The task: Keep only the lines where "name" appears.

Data entries:
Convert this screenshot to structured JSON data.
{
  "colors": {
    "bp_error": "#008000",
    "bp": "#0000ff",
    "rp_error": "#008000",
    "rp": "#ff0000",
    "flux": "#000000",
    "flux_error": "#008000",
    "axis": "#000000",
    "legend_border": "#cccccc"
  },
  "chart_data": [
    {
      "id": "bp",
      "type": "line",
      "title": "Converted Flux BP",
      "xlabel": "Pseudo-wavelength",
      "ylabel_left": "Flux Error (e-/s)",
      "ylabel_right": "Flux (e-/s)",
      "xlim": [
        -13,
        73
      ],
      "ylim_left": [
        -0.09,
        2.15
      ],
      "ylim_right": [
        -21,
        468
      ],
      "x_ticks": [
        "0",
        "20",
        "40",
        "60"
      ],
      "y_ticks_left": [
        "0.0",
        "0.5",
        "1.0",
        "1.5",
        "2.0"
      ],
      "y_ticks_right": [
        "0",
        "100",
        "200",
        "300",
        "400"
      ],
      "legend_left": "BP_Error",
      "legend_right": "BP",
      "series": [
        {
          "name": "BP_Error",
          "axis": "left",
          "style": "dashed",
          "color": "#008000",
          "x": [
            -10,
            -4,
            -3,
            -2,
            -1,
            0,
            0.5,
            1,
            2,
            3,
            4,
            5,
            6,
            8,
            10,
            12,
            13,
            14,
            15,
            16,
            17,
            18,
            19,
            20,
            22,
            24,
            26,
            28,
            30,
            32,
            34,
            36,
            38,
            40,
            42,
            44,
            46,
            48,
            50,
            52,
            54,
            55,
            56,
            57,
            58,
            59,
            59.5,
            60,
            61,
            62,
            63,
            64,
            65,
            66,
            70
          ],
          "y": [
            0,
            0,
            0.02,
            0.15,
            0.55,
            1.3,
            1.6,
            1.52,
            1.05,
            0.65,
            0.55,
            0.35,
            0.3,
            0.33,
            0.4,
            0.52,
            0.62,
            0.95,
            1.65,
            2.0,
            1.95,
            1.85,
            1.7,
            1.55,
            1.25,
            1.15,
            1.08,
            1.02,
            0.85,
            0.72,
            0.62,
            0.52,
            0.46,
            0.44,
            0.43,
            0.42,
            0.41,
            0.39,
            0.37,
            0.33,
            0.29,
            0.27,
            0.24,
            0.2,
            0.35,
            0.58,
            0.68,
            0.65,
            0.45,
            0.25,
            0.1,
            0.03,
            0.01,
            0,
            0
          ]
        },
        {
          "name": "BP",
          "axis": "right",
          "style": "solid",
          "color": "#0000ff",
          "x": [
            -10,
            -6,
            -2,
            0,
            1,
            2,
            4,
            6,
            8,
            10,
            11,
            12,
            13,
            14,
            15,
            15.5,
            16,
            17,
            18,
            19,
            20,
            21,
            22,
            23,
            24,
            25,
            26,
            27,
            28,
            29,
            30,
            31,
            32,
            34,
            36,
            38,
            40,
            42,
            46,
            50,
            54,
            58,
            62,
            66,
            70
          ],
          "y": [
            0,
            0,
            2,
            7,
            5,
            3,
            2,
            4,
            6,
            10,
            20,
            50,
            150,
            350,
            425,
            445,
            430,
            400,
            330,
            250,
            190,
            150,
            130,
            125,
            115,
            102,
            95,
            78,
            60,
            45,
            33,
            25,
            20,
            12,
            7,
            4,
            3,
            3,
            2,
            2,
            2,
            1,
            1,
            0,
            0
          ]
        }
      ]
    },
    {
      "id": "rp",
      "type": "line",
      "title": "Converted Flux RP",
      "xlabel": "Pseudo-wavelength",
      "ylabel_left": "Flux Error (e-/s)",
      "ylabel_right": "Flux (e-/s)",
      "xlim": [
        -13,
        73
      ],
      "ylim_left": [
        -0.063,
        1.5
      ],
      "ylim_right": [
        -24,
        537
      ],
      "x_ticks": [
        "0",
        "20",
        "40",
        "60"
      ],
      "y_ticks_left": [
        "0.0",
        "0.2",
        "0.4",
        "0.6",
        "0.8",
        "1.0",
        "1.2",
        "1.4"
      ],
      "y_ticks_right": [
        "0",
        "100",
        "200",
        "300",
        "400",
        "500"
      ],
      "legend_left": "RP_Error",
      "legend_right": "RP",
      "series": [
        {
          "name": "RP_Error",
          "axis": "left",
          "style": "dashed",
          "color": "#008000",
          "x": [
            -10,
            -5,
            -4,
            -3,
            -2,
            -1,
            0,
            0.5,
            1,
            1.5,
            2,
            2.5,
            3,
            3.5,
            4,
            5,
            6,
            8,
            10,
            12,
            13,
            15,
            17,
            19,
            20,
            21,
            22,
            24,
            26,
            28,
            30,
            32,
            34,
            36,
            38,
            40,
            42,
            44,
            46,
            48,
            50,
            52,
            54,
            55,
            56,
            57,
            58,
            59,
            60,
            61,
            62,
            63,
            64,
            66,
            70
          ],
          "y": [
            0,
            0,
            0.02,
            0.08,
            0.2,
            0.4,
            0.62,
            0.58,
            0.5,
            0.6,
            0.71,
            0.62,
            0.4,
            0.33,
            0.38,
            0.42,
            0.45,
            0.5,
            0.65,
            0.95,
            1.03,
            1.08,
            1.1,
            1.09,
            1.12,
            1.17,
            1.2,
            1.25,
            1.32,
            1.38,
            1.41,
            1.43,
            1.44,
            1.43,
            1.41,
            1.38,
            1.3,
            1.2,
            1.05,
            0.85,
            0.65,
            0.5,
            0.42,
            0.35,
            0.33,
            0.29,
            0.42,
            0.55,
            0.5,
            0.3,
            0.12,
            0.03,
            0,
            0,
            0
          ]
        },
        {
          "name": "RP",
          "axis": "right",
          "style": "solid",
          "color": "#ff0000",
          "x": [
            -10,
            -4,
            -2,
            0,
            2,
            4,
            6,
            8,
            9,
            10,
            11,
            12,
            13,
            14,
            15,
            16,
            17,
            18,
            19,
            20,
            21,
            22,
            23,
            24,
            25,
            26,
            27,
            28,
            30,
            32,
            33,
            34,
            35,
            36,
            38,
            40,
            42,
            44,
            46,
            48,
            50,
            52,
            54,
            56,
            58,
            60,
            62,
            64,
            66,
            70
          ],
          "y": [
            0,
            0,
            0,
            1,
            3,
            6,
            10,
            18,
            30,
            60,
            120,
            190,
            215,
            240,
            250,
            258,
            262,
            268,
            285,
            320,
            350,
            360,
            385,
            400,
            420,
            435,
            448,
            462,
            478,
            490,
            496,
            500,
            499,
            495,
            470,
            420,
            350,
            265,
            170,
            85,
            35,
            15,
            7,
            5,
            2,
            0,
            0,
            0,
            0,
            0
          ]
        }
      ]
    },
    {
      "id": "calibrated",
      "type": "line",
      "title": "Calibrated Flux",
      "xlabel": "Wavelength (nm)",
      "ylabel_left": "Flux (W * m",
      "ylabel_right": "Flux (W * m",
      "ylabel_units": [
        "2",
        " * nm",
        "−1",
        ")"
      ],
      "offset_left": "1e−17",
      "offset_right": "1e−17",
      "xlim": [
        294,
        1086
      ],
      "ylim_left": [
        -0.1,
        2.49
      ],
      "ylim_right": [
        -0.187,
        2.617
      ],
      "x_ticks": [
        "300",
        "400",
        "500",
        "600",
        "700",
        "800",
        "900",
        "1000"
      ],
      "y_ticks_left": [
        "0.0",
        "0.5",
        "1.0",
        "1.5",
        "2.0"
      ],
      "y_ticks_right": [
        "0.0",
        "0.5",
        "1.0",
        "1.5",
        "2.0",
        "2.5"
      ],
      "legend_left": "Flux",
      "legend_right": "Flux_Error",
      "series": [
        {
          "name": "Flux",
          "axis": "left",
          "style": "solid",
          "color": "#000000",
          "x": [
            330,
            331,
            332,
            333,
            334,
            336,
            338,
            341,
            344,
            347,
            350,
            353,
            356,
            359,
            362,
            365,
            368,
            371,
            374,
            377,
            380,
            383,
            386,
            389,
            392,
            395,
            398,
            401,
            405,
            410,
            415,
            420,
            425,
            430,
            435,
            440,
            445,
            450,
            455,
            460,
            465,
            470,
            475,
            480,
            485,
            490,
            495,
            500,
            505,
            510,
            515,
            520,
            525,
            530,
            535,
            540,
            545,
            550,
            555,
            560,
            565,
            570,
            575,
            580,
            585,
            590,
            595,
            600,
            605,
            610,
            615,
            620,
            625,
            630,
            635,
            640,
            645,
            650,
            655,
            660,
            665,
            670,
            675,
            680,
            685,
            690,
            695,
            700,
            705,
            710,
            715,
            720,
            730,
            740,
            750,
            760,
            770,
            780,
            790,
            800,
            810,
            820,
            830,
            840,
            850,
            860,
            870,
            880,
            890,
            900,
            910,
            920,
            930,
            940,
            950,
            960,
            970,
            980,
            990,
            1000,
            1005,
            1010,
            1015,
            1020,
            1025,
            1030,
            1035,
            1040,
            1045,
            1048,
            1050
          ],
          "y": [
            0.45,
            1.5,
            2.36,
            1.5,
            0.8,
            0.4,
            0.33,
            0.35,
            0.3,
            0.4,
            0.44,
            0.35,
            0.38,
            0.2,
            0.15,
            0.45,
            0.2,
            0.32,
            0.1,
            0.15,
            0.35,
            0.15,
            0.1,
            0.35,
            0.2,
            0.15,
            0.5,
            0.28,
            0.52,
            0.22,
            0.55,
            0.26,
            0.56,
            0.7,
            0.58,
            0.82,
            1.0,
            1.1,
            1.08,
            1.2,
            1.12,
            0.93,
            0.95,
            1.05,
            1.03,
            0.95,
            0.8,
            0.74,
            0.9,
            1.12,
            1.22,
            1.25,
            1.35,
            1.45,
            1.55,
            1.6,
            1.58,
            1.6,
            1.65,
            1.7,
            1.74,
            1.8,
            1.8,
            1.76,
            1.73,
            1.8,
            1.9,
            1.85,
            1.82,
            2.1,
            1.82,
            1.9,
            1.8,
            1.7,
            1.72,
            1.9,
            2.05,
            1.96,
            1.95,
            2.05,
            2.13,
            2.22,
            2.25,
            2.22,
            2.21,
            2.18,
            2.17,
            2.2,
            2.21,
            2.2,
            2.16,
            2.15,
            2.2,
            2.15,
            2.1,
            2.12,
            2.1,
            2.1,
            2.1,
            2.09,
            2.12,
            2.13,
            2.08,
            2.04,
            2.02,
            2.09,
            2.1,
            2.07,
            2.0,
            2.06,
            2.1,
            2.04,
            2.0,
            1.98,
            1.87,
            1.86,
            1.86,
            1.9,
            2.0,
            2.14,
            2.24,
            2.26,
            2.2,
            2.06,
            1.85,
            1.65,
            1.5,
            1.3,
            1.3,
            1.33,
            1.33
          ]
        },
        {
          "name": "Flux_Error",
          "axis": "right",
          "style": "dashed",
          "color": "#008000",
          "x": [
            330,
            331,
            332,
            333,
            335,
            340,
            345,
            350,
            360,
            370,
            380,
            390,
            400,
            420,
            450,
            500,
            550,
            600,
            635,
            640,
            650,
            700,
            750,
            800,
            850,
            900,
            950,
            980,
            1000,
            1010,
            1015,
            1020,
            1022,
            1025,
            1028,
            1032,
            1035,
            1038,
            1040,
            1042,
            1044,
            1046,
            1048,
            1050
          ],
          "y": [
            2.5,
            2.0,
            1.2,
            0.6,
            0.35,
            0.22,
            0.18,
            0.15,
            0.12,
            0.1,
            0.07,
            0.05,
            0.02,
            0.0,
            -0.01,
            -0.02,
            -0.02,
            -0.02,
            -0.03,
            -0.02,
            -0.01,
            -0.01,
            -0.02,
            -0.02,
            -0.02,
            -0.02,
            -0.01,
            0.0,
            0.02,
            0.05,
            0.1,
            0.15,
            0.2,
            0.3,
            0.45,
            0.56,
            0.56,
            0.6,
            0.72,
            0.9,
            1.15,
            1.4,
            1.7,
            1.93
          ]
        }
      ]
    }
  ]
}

Output below:
          "name": "BP_Error",
          "name": "BP",
          "name": "RP_Error",
          "name": "RP",
          "name": "Flux",
          "name": "Flux_Error",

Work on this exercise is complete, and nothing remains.